Directions for this task → Copy whichever lines contain the string "Searles".

-------- Data rows --------

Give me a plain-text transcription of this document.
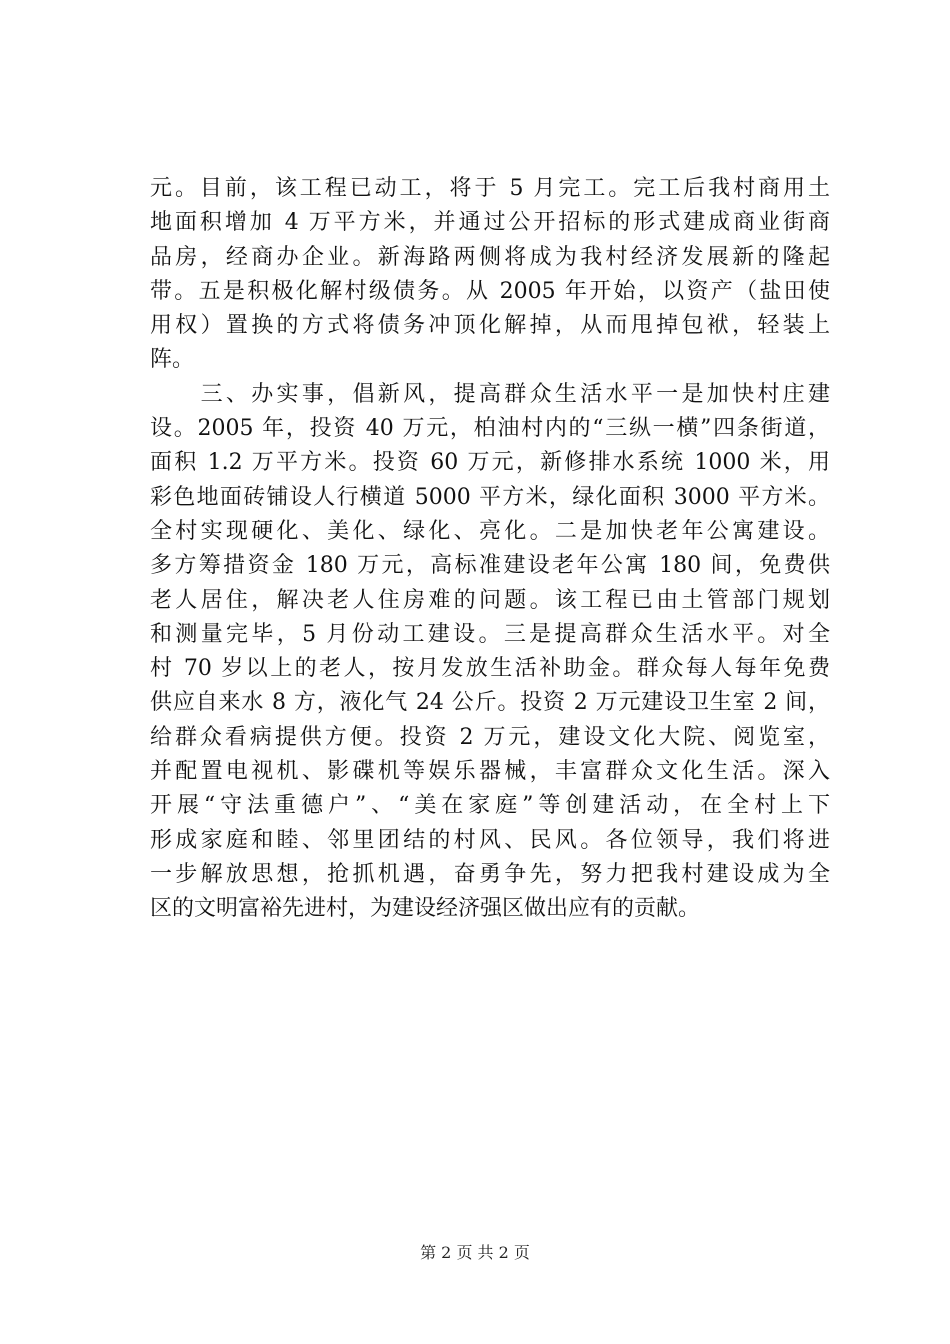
元。目前，该工程已动工，将于 5 月完工。完工后我村商用土
地面积增加 4 万平方米，并通过公开招标的形式建成商业街商
品房，经商办企业。新海路两侧将成为我村经济发展新的隆起
带。五是积极化解村级债务。从 2005 年开始，以资产（盐田使
用权）置换的方式将债务冲顶化解掉，从而甩掉包袱，轻装上
阵。
　　三、办实事，倡新风，提高群众生活水平一是加快村庄建
设。2005 年，投资 40 万元，柏油村内的“三纵一横”四条街道，
面积 1.2 万平方米。投资 60 万元，新修排水系统 1000 米，用
彩色地面砖铺设人行横道 5000 平方米，绿化面积 3000 平方米。
全村实现硬化、美化、绿化、亮化。二是加快老年公寓建设。
多方筹措资金 180 万元，高标准建设老年公寓 180 间，免费供
老人居住，解决老人住房难的问题。该工程已由土管部门规划
和测量完毕，5 月份动工建设。三是提高群众生活水平。对全
村 70 岁以上的老人，按月发放生活补助金。群众每人每年免费
供应自来水 8 方，液化气 24 公斤。投资 2 万元建设卫生室 2 间，
给群众看病提供方便。投资 2 万元，建设文化大院、阅览室，
并配置电视机、影碟机等娱乐器械，丰富群众文化生活。深入
开展“守法重德户”、“美在家庭”等创建活动，在全村上下
形成家庭和睦、邻里团结的村风、民风。各位领导，我们将进
一步解放思想，抢抓机遇，奋勇争先，努力把我村建设成为全
区的文明富裕先进村，为建设经济强区做出应有的贡献。
第 2 页 共 2 页
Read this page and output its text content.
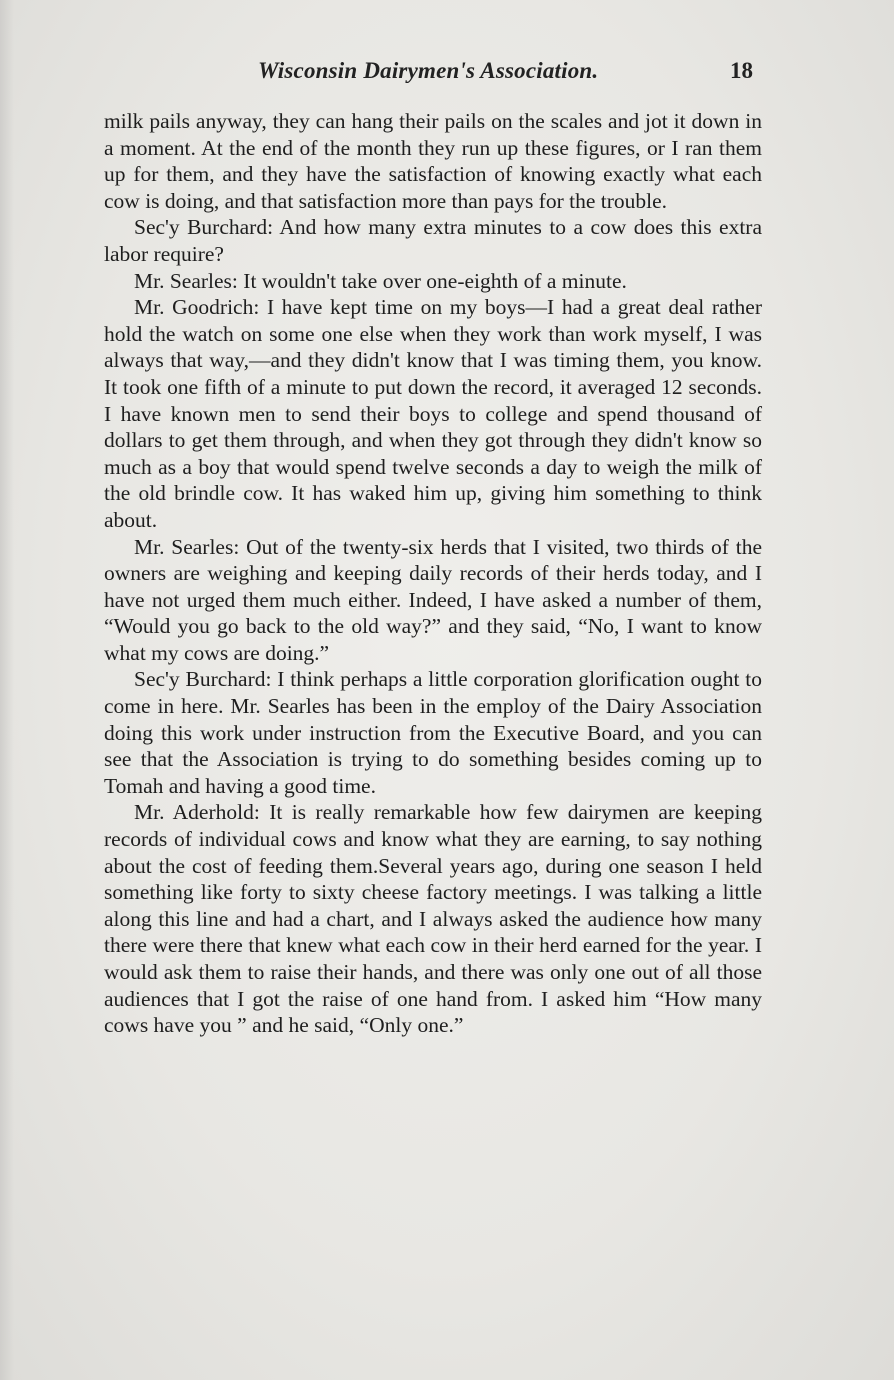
Wisconsin Dairymen's Association.	18

milk pails anyway, they can hang their pails on the scales and jot it down in a moment. At the end of the month they run up these figures, or I ran them up for them, and they have the satisfaction of knowing exactly what each cow is doing, and that satisfaction more than pays for the trouble.

Sec'y Burchard: And how many extra minutes to a cow does this extra labor require?

Mr. Searles: It wouldn't take over one-eighth of a minute.

Mr. Goodrich: I have kept time on my boys—I had a great deal rather hold the watch on some one else when they work than work myself, I was always that way,—and they didn't know that I was timing them, you know. It took one fifth of a minute to put down the record, it averaged 12 seconds. I have known men to send their boys to college and spend thousand of dollars to get them through, and when they got through they didn't know so much as a boy that would spend twelve seconds a day to weigh the milk of the old brindle cow. It has waked him up, giving him something to think about.

Mr. Searles: Out of the twenty-six herds that I visited, two thirds of the owners are weighing and keeping daily records of their herds today, and I have not urged them much either. Indeed, I have asked a number of them, “Would you go back to the old way?” and they said, “No, I want to know what my cows are doing.”

Sec'y Burchard: I think perhaps a little corporation glorification ought to come in here. Mr. Searles has been in the employ of the Dairy Association doing this work under instruction from the Executive Board, and you can see that the Association is trying to do something besides coming up to Tomah and having a good time.

Mr. Aderhold: It is really remarkable how few dairymen are keeping records of individual cows and know what they are earning, to say nothing about the cost of feeding them.Several years ago, during one season I held something like forty to sixty cheese factory meetings. I was talking a little along this line and had a chart, and I always asked the audience how many there were there that knew what each cow in their herd earned for the year. I would ask them to raise their hands, and there was only one out of all those audiences that I got the raise of one hand from. I asked him “How many cows have you ” and he said, “Only one.”
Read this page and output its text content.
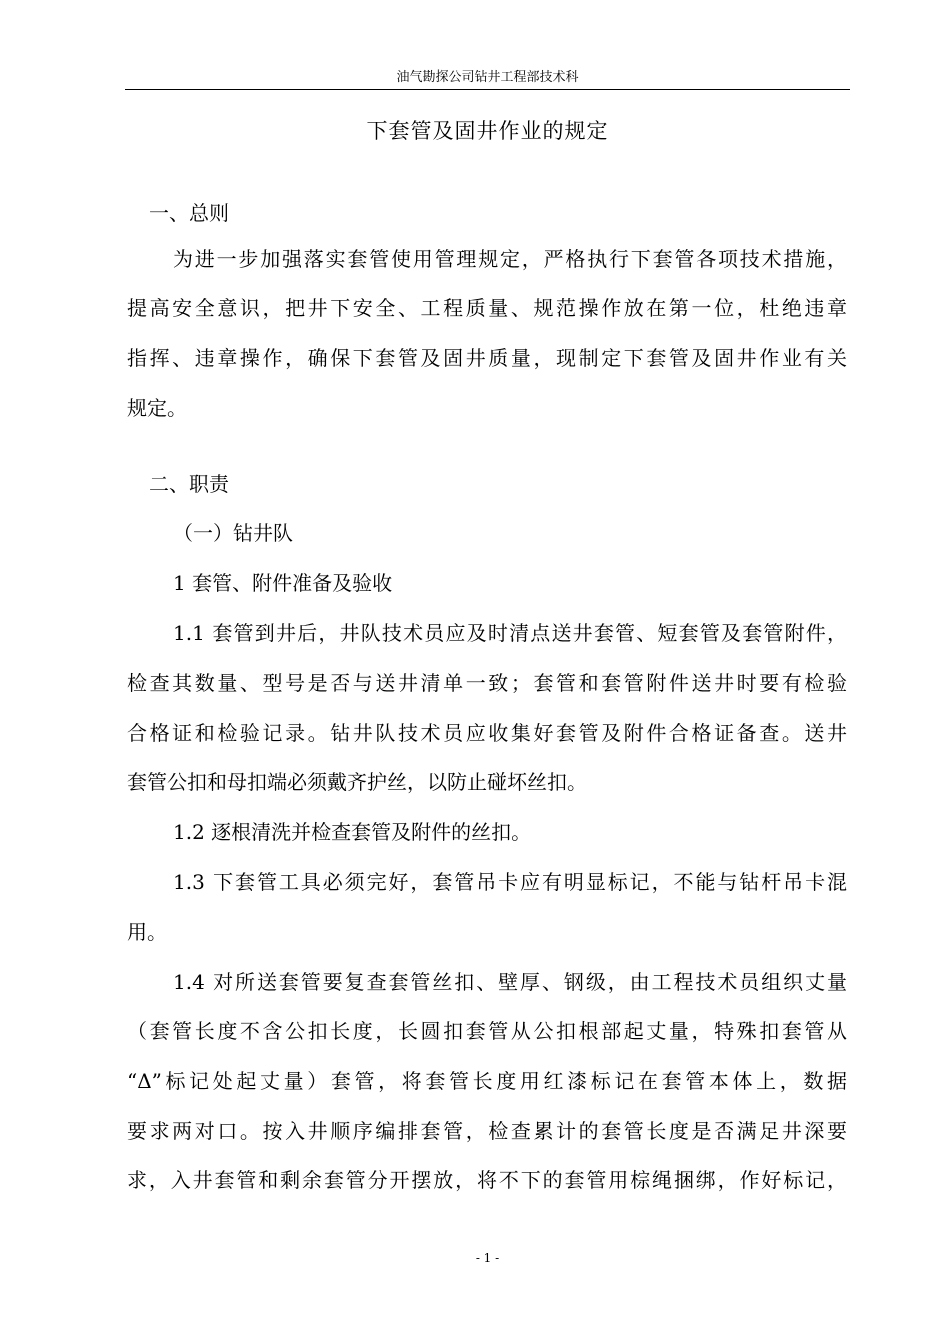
油气勘探公司钻井工程部技术科
下套管及固井作业的规定
一、总则
为进一步加强落实套管使用管理规定，严格执行下套管各项技术措施，
提高安全意识，把井下安全、工程质量、规范操作放在第一位，杜绝违章
指挥、违章操作，确保下套管及固井质量，现制定下套管及固井作业有关
规定。
二、职责
（一）钻井队
1 套管、附件准备及验收
1.1 套管到井后，井队技术员应及时清点送井套管、短套管及套管附件，
检查其数量、型号是否与送井清单一致；套管和套管附件送井时要有检验
合格证和检验记录。钻井队技术员应收集好套管及附件合格证备查。送井
套管公扣和母扣端必须戴齐护丝，以防止碰坏丝扣。
1.2 逐根清洗并检查套管及附件的丝扣。
1.3 下套管工具必须完好，套管吊卡应有明显标记，不能与钻杆吊卡混
用。
1.4 对所送套管要复查套管丝扣、壁厚、钢级，由工程技术员组织丈量
（套管长度不含公扣长度，长圆扣套管从公扣根部起丈量，特殊扣套管从
“Δ”标记处起丈量）套管，将套管长度用红漆标记在套管本体上，数据
要求两对口。按入井顺序编排套管，检查累计的套管长度是否满足井深要
求，入井套管和剩余套管分开摆放，将不下的套管用棕绳捆绑，作好标记，
- 1 -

--------

Task answer →
Mr. Searles: It wouldn't take over one-eighth of a minute.
Mr. Searles: Out of the twenty-six herds that I visited, two thirds of the owners are weighing and keeping daily records of their herds today, and I have not urged them much either. Indeed, I have asked a number of them, “Would you go back to the old way?” and they said, “No, I want to know what my cows are doing.”
Sec'y Burchard: I think perhaps a little corporation glorification ought to come in here. Mr. Searles has been in the employ of the Dairy Association doing this work under instruction from the Executive Board, and you can see that the Association is trying to do something besides coming up to Tomah and having a good time.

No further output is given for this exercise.